─── TEXTO FORNECIDO ───
Entrevista com Fábio Rosa: “vitória da política de base” no Sinagências

Com coerência, coragem para mudar e sem concessões a inimigos, Chapa 2 vence eleição do Sinagências

Entrevista publicada na edição de outubro do Jornal Página 13

Em um emocionante pleito, os trabalhadores filiados ao Sindicato Nacional das Agências Reguladoras Nacionais (Sinagências) fizeram história ao escolherem a Chapa 2 “Protagonismo, Renovação e Luta” como a vencedora das eleições para o triênio 2023/2026. Uma vitória onde a chapa não fez concessões, a base se fez ouvir, demonstrou claramente desejo por mudanças e por uma liderança comprometida com seus anseios.
───
SUAS TAREFAS →
1 – Responda, com base no texto sobre a eleição do Sinagências:
(a) Em que jornal e em qual edição a entrevista foi publicada?
(b) Qual é o nome da Chapa 2?
(c) Para qual triênio foram realizadas as eleições?
2 – Transcreva do texto sobre a eleição do Sinagências o trecho que começa com as palavras "Em um emocionante" e termina com "com seus anseios.".
3 – Retome o texto sobre a eleição do Sinagências a partir do ponto em que ele para, dando continuidade ao relato.
─── MATERIAL DE CONSULTA ───
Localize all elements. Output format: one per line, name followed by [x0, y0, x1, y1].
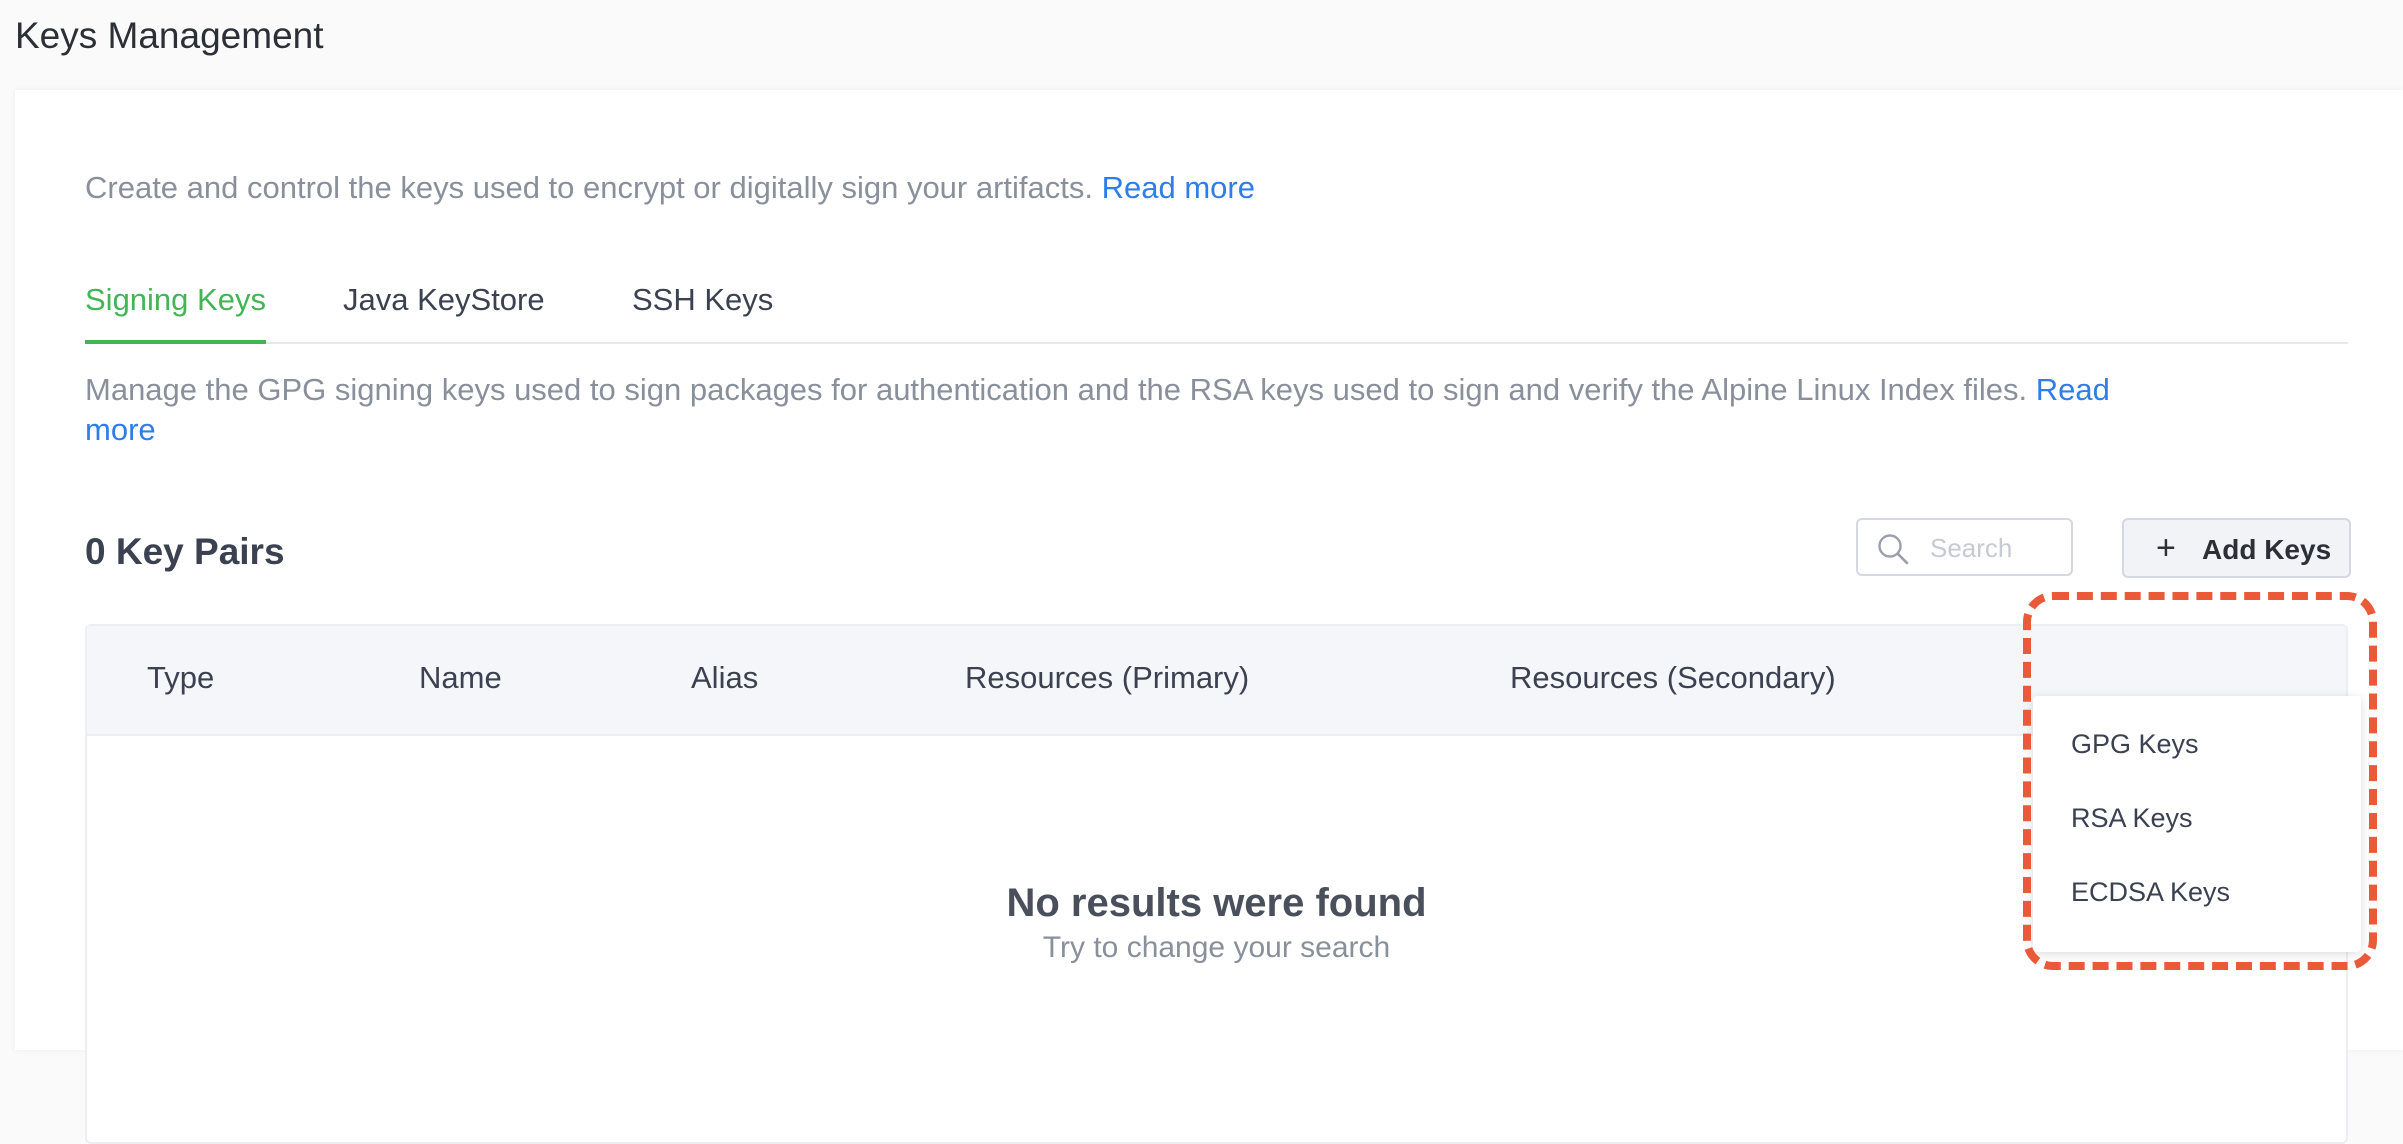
───
RESULTADOS EM ORDEM →
1 –
(a) No Jornal Página 13, na edição de outubro.
(b) "Protagonismo, Renovação e Luta".
(c) Para o triênio 2023/2026.

2 –
Em um emocionante pleito, os trabalhadores filiados ao Sindicato Nacional das Agências Reguladoras Nacionais (Sinagências) fizeram história ao escolherem a Chapa 2 “Protagonismo, Renovação e Luta” como a vencedora das eleições para o triênio 2023/2026. Uma vitória onde a chapa não fez concessões, a base se fez ouvir, demonstrou claramente desejo por mudanças e por uma liderança comprometida com seus anseios.

3 –
Com 66,57% dos votos, a Chapa 2, encabeçada pelo técnico administrativo da Agência Nacional de Vigilância Sanitária (Anvisa), Fábio Gonçalves Rosa, emergiu como a clara vencedora e derrotou a Chapa 1 “Unidade na Regulação”.

Ao todo, 730 servidores votaram nestas eleições. O resultado não é apenas uma vitória numérica, mas das ideias e dos princípios. A nova direção é composta por servidores públicos de oito das 11 agências reguladoras do Brasil (veja quadro abaixo com o nome das agências), e defendeu lutar pela equiparação com o ciclo de gestão, igualdade salarial e jurídica entre o PEC e a carreira nova, retorno das Secretarias Sindicais nos Estados (Sesin’s), enfrentamento à captura regulatória, além de uma gestão mais participativa e compartilhada.

A diretoria e integrantes do conselho fiscal eleitos em 27 de setembro tomaram posse no dia 5 de outubro. O novo presidente do Sinagências, em entrevista ao Jornal Página 13, falou sobre o que levou a chapa à vitória e os principais desafios da nova gestão.

Página 13: A que você atribui a vitória da Chapa 2?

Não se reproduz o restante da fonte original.